# SELECTED TEXT
-- -- --

The University of Mississippi’s 2014 Gilder-Jordan Lecture in Southern Cultural History will feature Jacquelyn Dowd Hall on Wednesday, September 24 at 7 p.m., Nutt Auditorium.
Dr. Jacquelyn Dowd Hall, Julia Cherry Spruill Professor Emeritus, UNC-Chapel Hill, and founding director emeritus of UNC’s Southern Oral History Program, is past President of the Organization of American Historians, the Southern Historical Association, and the Labor and Working Class History Association. Dr. Hall’s research interests include women, labor, and the American South. She is the author of prizewinning books and articles, including Like a Family: The Making of a Southern Cotton Mill World (1987; coauthor); Revolt Against Chivalry: Jessie Daniel Ames and the Women’s Campaign Against Lynching (1979); “Disorderly Women: Gender and Labor Militancy in the Appalachian South,” Journal of American History (1986); and “The Long Civil Rights Movement and the Political Uses of the Past,” Journal of American History 91 (March 2005), now one of the most widely cited and assigned examinations of the movement. In 1999, she was awarded a National Humanities Medal for her leadership of the Southern Oral History Program and her efforts to deepen the nation’s understanding of and engagement with the humanities. She was elected to the American Academy of Arts and Sciences in 2011. In 2013, she received the Mary Turner Lane Award for outstanding contributions to the lives of women at UNC-Chapel Hill. She is currently completing Writing a Way Home: The Lumpkin Sisters, From the Lost Cause to the Popular Front (forthcoming, W.W. Norton).

-- -- --

# DATA LINES

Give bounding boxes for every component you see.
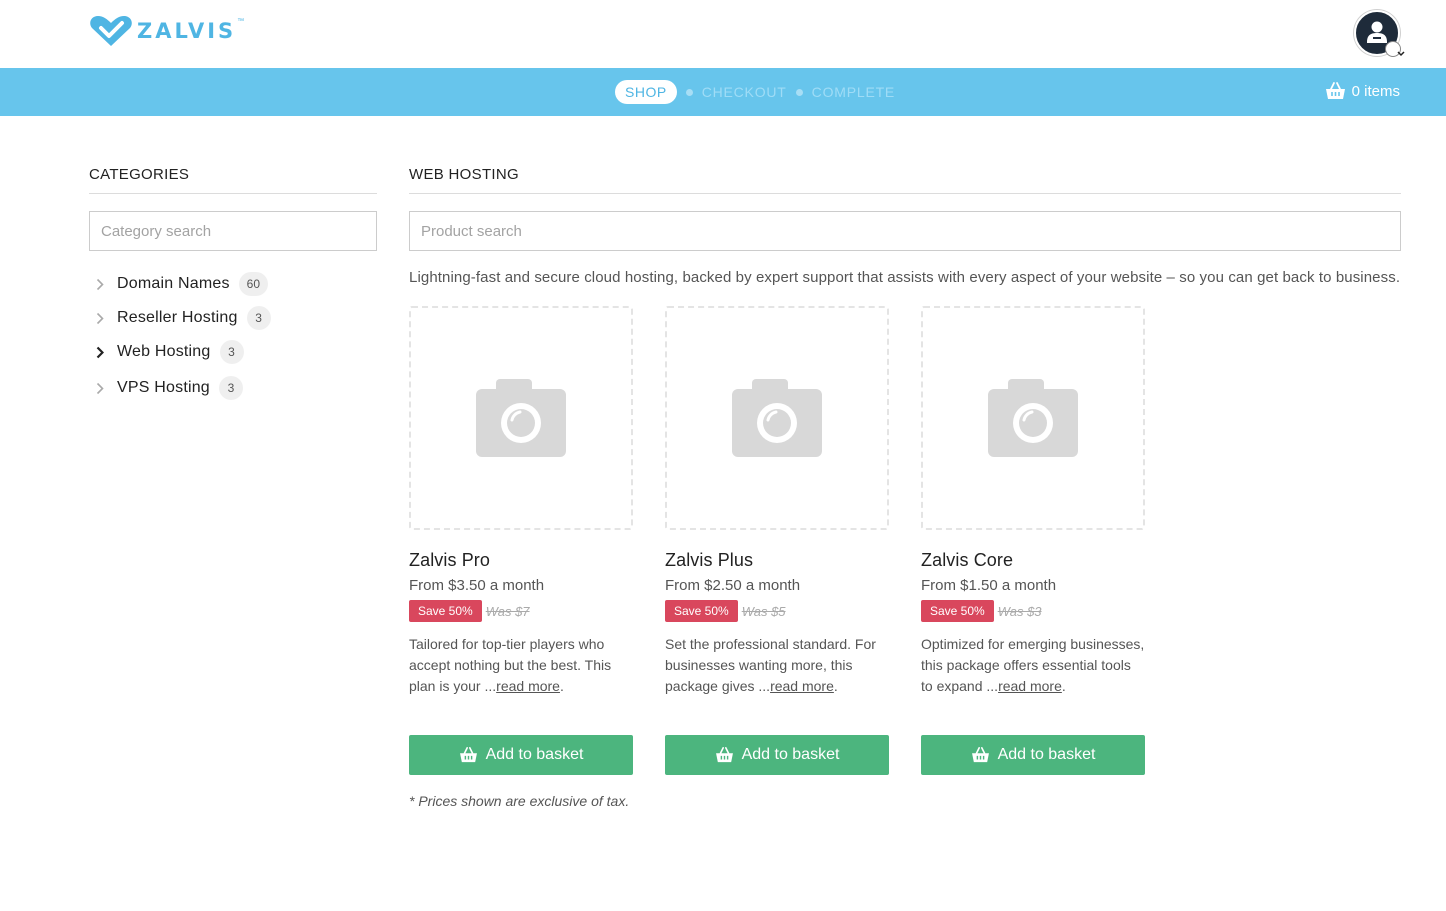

-- -- --

# GIVEN TASK A
Reproduce the lecture announcement word for word, starting with "The University of" and going on through "p.m., Nutt Auditorium.".
# GIVEN TASK B
Carry the lecture announcement forward from its last sentence.
The lines have no connection to the lecture announcement.

# TASK RESULT A
The University of Mississippi’s 2014 Gilder-Jordan Lecture in Southern Cultural History will feature Jacquelyn Dowd Hall on Wednesday, September 24 at 7 p.m., Nutt Auditorium.

# TASK RESULT B
Organized by the Center for the Study of Southern Culture, the African American Studies Program, Center for Civil War Research, and the Department of History, the Gilder-Jordan Speaker Series is made possible through the generosity of the Gilder Foundation, Inc. The series honors Richard Gilder of New York and his family, as well as his friends, Dan and Lou Jordan of Virginia.
Past Gilder-Jordan lecturers have been Barbara J. Fields of Columbia University, David Blight of Yale University, Grace Elizabeth Hale of the University of Virginia, and Walter Johnson of Harvard University. Learn more about past lectures here.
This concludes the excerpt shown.